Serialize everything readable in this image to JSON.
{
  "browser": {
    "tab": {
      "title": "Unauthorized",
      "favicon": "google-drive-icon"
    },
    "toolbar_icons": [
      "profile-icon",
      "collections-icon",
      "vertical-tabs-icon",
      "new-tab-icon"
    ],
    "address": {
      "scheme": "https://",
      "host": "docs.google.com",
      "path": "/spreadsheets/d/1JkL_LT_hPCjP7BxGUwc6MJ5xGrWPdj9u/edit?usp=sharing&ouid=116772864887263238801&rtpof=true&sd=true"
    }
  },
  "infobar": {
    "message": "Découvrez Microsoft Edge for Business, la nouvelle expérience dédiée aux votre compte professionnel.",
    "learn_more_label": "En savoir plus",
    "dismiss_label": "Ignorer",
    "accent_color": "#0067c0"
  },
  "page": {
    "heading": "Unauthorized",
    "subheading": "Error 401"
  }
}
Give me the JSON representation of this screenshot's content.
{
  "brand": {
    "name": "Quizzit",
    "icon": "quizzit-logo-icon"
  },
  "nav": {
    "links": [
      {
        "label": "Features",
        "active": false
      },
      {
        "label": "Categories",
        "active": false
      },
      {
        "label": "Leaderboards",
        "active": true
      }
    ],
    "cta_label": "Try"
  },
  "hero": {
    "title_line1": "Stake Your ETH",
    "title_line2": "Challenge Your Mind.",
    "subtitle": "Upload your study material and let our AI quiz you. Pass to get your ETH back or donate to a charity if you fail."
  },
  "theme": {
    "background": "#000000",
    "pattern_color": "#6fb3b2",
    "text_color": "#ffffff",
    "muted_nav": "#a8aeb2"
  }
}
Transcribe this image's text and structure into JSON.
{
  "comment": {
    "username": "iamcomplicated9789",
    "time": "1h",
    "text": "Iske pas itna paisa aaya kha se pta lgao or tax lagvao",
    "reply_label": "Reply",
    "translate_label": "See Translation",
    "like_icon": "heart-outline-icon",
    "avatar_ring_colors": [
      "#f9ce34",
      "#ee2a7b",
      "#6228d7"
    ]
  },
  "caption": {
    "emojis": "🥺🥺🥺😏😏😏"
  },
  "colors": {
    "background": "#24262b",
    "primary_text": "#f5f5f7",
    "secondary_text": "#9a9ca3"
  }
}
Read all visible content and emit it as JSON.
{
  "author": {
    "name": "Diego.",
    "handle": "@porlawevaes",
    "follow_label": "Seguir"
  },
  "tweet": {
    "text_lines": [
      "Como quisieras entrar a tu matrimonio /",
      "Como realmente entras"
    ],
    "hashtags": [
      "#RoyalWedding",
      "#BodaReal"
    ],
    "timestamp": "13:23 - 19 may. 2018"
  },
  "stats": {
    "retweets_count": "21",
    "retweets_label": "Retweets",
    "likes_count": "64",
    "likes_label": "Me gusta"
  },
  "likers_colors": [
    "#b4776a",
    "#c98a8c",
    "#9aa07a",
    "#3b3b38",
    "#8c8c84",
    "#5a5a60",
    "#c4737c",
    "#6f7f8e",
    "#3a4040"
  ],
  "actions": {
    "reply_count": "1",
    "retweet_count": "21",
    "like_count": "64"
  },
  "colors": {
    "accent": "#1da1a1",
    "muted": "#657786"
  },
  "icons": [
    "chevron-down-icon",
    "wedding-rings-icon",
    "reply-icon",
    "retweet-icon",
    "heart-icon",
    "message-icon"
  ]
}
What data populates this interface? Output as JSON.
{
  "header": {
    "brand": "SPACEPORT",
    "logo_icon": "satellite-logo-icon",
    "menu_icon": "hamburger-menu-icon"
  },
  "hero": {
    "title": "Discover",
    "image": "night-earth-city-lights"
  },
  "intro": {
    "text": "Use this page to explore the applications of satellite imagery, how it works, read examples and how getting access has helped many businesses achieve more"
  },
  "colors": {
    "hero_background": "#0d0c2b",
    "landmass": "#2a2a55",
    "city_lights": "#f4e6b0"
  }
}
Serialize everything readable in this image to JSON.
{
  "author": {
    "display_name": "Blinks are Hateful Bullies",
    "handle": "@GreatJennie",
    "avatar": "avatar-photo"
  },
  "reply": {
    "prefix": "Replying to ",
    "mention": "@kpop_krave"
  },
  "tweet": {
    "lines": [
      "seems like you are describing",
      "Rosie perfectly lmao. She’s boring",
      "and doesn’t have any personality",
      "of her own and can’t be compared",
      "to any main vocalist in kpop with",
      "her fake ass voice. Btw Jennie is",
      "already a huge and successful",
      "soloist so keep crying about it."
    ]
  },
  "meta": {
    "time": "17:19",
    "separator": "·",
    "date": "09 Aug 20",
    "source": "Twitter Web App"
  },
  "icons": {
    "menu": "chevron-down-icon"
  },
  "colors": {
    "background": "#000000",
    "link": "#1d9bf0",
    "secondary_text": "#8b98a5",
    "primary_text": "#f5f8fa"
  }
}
════
* BRIEF
All of the entries above should be written out again exactly.

* RESULT FOR THIS EXERCISE
Serialize everything readable in this image to JSON.
{
  "browser": {
    "tab": {
      "title": "Unauthorized",
      "favicon": "google-drive-icon"
    },
    "toolbar_icons": [
      "profile-icon",
      "collections-icon",
      "vertical-tabs-icon",
      "new-tab-icon"
    ],
    "address": {
      "scheme": "https://",
      "host": "docs.google.com",
      "path": "/spreadsheets/d/1JkL_LT_hPCjP7BxGUwc6MJ5xGrWPdj9u/edit?usp=sharing&ouid=116772864887263238801&rtpof=true&sd=true"
    }
  },
  "infobar": {
    "message": "Découvrez Microsoft Edge for Business, la nouvelle expérience dédiée aux votre compte professionnel.",
    "learn_more_label": "En savoir plus",
    "dismiss_label": "Ignorer",
    "accent_color": "#0067c0"
  },
  "page": {
    "heading": "Unauthorized",
    "subheading": "Error 401"
  }
}
Give me the JSON representation of this screenshot's content.
{
  "brand": {
    "name": "Quizzit",
    "icon": "quizzit-logo-icon"
  },
  "nav": {
    "links": [
      {
        "label": "Features",
        "active": false
      },
      {
        "label": "Categories",
        "active": false
      },
      {
        "label": "Leaderboards",
        "active": true
      }
    ],
    "cta_label": "Try"
  },
  "hero": {
    "title_line1": "Stake Your ETH",
    "title_line2": "Challenge Your Mind.",
    "subtitle": "Upload your study material and let our AI quiz you. Pass to get your ETH back or donate to a charity if you fail."
  },
  "theme": {
    "background": "#000000",
    "pattern_color": "#6fb3b2",
    "text_color": "#ffffff",
    "muted_nav": "#a8aeb2"
  }
}
Transcribe this image's text and structure into JSON.
{
  "comment": {
    "username": "iamcomplicated9789",
    "time": "1h",
    "text": "Iske pas itna paisa aaya kha se pta lgao or tax lagvao",
    "reply_label": "Reply",
    "translate_label": "See Translation",
    "like_icon": "heart-outline-icon",
    "avatar_ring_colors": [
      "#f9ce34",
      "#ee2a7b",
      "#6228d7"
    ]
  },
  "caption": {
    "emojis": "🥺🥺🥺😏😏😏"
  },
  "colors": {
    "background": "#24262b",
    "primary_text": "#f5f5f7",
    "secondary_text": "#9a9ca3"
  }
}
Read all visible content and emit it as JSON.
{
  "author": {
    "name": "Diego.",
    "handle": "@porlawevaes",
    "follow_label": "Seguir"
  },
  "tweet": {
    "text_lines": [
      "Como quisieras entrar a tu matrimonio /",
      "Como realmente entras"
    ],
    "hashtags": [
      "#RoyalWedding",
      "#BodaReal"
    ],
    "timestamp": "13:23 - 19 may. 2018"
  },
  "stats": {
    "retweets_count": "21",
    "retweets_label": "Retweets",
    "likes_count": "64",
    "likes_label": "Me gusta"
  },
  "likers_colors": [
    "#b4776a",
    "#c98a8c",
    "#9aa07a",
    "#3b3b38",
    "#8c8c84",
    "#5a5a60",
    "#c4737c",
    "#6f7f8e",
    "#3a4040"
  ],
  "actions": {
    "reply_count": "1",
    "retweet_count": "21",
    "like_count": "64"
  },
  "colors": {
    "accent": "#1da1a1",
    "muted": "#657786"
  },
  "icons": [
    "chevron-down-icon",
    "wedding-rings-icon",
    "reply-icon",
    "retweet-icon",
    "heart-icon",
    "message-icon"
  ]
}
What data populates this interface? Output as JSON.
{
  "header": {
    "brand": "SPACEPORT",
    "logo_icon": "satellite-logo-icon",
    "menu_icon": "hamburger-menu-icon"
  },
  "hero": {
    "title": "Discover",
    "image": "night-earth-city-lights"
  },
  "intro": {
    "text": "Use this page to explore the applications of satellite imagery, how it works, read examples and how getting access has helped many businesses achieve more"
  },
  "colors": {
    "hero_background": "#0d0c2b",
    "landmass": "#2a2a55",
    "city_lights": "#f4e6b0"
  }
}
Serialize everything readable in this image to JSON.
{
  "author": {
    "display_name": "Blinks are Hateful Bullies",
    "handle": "@GreatJennie",
    "avatar": "avatar-photo"
  },
  "reply": {
    "prefix": "Replying to ",
    "mention": "@kpop_krave"
  },
  "tweet": {
    "lines": [
      "seems like you are describing",
      "Rosie perfectly lmao. She’s boring",
      "and doesn’t have any personality",
      "of her own and can’t be compared",
      "to any main vocalist in kpop with",
      "her fake ass voice. Btw Jennie is",
      "already a huge and successful",
      "soloist so keep crying about it."
    ]
  },
  "meta": {
    "time": "17:19",
    "separator": "·",
    "date": "09 Aug 20",
    "source": "Twitter Web App"
  },
  "icons": {
    "menu": "chevron-down-icon"
  },
  "colors": {
    "background": "#000000",
    "link": "#1d9bf0",
    "secondary_text": "#8b98a5",
    "primary_text": "#f5f8fa"
  }
}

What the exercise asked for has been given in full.